■ **Short problem**:
Gather each line in the entries that includes the string "story".

■ **Source material**:

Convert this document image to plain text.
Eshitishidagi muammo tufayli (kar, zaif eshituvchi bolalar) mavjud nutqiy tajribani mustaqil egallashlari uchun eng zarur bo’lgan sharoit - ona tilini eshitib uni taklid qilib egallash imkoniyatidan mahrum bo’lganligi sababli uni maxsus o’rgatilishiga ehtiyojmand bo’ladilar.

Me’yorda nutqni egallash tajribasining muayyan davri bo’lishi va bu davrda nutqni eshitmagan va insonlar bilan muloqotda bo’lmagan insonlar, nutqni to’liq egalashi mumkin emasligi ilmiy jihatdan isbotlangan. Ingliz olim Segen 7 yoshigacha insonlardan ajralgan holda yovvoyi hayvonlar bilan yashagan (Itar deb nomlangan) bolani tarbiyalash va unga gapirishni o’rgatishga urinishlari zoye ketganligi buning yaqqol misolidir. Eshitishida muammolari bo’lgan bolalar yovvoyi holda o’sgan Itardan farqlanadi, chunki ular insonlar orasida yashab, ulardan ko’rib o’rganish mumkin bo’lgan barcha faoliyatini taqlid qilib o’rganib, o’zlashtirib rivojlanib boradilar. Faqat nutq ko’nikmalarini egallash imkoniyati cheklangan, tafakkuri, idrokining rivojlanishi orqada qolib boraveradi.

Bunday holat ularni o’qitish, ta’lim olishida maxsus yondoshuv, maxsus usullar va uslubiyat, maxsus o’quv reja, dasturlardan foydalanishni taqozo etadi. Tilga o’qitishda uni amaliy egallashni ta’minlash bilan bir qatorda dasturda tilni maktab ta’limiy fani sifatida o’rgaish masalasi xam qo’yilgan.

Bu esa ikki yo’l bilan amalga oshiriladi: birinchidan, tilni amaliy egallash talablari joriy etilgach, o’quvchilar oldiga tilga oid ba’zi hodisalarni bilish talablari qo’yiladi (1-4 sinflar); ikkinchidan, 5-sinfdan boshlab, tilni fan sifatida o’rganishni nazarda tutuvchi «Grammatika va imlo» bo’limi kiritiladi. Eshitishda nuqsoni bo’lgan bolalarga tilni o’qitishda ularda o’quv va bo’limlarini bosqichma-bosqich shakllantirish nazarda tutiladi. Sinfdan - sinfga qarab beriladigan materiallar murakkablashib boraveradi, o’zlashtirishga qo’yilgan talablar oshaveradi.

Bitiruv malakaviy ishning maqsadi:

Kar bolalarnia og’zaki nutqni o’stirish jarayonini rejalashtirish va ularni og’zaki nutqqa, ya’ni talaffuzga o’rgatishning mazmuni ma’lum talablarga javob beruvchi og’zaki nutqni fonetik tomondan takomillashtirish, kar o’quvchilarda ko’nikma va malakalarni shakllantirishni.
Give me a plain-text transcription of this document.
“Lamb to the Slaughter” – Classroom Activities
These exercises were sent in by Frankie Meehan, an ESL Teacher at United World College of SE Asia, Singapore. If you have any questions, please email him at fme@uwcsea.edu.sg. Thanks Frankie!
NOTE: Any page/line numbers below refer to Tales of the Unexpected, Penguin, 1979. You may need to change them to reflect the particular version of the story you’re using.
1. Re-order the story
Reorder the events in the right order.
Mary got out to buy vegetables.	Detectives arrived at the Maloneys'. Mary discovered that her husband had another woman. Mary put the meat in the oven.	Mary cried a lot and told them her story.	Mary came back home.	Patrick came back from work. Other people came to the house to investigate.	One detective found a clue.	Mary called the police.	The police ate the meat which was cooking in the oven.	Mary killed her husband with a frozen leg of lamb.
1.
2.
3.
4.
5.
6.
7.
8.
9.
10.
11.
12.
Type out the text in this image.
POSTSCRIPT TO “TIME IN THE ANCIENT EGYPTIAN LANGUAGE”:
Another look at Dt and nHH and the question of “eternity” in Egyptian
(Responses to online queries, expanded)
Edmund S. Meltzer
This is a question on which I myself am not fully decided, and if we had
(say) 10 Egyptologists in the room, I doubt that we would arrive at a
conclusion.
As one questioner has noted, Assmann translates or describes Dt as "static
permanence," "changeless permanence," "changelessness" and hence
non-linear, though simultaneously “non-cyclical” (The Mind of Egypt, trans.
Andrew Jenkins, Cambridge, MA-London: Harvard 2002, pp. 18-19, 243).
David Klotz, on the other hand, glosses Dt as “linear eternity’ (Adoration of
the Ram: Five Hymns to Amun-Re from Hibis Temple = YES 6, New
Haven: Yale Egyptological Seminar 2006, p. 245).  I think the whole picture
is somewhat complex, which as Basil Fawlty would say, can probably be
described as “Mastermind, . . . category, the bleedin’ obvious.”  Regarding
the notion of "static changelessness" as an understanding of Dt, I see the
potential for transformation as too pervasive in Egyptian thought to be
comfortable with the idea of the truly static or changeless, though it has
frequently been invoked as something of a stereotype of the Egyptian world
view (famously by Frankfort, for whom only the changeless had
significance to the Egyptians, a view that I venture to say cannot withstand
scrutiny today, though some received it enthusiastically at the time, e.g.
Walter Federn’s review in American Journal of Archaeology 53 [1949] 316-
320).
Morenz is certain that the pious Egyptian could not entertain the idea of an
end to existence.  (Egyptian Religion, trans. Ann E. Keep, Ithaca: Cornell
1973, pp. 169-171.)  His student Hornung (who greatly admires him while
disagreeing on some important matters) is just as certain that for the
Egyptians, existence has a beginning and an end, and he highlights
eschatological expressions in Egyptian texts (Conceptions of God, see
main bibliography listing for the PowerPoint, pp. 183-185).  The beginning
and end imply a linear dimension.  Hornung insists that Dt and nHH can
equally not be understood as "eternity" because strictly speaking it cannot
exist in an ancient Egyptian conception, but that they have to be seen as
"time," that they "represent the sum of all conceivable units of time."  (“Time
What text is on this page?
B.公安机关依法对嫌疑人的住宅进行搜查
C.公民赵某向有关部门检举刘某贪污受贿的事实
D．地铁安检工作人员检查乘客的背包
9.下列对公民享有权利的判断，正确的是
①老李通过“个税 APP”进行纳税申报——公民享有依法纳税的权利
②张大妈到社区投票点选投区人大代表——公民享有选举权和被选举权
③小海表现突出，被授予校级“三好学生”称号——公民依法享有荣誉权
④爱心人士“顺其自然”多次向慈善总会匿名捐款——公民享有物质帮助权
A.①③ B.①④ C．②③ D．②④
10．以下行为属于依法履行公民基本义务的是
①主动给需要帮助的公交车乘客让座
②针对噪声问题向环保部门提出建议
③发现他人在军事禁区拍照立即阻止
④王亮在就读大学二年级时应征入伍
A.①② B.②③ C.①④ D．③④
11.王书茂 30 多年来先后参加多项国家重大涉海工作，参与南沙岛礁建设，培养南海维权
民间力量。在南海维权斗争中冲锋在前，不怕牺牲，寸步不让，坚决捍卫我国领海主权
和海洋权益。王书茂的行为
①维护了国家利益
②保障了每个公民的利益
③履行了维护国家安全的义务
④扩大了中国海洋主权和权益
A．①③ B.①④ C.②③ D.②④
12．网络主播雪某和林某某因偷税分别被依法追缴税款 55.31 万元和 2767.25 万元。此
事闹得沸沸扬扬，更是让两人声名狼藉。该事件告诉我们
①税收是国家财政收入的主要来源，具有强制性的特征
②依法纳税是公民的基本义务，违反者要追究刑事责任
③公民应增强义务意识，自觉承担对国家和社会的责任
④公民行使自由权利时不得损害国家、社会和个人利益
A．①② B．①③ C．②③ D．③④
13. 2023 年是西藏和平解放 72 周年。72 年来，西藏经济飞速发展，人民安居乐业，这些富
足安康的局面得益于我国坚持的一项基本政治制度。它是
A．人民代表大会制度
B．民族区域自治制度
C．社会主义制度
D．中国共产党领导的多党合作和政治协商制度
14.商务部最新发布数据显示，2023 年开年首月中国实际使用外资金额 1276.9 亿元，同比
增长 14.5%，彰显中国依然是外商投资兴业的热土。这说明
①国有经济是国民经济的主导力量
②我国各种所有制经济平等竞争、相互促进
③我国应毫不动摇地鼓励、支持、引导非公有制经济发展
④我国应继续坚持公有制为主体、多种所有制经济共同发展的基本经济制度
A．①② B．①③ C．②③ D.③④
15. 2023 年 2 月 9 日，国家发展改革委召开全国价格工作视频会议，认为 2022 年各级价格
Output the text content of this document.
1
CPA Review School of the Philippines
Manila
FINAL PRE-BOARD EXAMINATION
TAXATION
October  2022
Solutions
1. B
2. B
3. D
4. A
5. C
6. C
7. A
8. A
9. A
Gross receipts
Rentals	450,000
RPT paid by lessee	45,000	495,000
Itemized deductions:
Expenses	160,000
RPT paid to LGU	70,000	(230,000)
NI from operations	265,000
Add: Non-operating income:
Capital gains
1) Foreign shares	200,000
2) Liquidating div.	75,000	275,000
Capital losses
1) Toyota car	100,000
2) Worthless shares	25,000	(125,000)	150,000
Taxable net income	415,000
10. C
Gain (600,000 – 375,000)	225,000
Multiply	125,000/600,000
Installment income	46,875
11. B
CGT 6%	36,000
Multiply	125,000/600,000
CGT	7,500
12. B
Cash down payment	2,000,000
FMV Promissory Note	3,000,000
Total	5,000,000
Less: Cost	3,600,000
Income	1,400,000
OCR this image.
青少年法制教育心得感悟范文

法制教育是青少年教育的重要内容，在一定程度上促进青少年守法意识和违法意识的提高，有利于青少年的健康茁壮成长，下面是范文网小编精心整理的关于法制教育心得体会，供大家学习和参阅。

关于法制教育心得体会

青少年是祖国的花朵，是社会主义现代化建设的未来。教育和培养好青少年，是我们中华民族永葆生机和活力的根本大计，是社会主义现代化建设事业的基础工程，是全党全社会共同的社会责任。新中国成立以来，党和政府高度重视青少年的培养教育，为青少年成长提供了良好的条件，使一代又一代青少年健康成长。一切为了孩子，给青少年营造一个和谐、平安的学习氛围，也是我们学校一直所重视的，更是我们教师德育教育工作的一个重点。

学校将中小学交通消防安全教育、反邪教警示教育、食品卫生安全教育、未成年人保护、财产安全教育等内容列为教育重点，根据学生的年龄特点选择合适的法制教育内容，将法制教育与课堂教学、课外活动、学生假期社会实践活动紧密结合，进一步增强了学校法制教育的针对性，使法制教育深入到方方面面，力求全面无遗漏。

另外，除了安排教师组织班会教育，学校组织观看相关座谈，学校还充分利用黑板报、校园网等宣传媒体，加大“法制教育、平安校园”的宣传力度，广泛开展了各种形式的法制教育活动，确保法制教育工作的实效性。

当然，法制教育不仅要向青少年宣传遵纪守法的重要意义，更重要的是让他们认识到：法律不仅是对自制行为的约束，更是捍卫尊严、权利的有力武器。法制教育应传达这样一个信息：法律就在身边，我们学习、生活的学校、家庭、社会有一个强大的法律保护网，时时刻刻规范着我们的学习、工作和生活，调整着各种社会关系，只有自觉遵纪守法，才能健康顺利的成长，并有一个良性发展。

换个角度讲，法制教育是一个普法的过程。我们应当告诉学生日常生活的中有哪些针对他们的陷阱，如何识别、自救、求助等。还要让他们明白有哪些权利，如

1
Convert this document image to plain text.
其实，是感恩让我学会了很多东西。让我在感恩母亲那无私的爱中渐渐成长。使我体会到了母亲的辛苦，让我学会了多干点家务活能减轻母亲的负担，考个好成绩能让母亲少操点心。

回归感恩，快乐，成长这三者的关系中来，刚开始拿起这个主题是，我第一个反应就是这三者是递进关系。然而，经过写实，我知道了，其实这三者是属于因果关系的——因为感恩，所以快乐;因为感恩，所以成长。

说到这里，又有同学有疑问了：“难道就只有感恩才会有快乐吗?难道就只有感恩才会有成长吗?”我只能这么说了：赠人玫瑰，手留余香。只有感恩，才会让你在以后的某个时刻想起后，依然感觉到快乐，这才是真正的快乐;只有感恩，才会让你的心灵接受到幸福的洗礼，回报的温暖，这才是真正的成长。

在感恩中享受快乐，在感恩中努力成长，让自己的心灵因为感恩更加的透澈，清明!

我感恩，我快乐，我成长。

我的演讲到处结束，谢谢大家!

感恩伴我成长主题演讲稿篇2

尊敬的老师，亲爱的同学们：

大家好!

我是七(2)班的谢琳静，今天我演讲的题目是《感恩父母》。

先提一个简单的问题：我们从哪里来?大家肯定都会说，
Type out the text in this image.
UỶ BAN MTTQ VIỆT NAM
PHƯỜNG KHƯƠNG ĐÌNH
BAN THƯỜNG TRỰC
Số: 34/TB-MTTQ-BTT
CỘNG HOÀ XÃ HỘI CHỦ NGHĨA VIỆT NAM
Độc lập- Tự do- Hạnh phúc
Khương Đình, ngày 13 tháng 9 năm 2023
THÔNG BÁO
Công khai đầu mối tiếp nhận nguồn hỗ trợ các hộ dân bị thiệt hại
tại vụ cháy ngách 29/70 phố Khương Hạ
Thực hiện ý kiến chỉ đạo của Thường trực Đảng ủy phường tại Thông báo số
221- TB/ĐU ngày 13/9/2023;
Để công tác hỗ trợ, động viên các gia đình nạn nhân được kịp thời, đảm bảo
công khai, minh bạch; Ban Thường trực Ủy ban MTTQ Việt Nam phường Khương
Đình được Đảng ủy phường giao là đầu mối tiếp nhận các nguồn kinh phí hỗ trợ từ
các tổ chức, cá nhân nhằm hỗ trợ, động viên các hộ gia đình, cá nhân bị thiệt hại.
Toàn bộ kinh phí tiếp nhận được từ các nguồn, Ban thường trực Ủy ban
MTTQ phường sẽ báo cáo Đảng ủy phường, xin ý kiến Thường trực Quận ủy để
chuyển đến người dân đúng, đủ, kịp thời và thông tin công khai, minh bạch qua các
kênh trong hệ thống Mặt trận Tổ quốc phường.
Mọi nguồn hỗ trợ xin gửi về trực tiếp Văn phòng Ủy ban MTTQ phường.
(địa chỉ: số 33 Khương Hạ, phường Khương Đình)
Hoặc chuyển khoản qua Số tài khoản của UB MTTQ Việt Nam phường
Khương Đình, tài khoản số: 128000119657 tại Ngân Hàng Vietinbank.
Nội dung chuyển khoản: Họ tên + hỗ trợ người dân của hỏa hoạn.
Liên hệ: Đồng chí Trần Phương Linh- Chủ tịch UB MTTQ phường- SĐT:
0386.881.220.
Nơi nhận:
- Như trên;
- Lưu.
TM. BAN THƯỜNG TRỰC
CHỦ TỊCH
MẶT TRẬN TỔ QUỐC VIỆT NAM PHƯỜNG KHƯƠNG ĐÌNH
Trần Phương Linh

■ **Finished exercise**:
NOTE: Any page/line numbers below refer to Tales of the Unexpected, Penguin, 1979. You may need to change them to reflect the particular version of the story you’re using.
1. Re-order the story
Mary got out to buy vegetables.	Detectives arrived at the Maloneys'. Mary discovered that her husband had another woman. Mary put the meat in the oven.	Mary cried a lot and told them her story.	Mary came back home.	Patrick came back from work. Other people came to the house to investigate.	One detective found a clue.	Mary called the police.	The police ate the meat which was cooking in the oven.	Mary killed her husband with a frozen leg of lamb.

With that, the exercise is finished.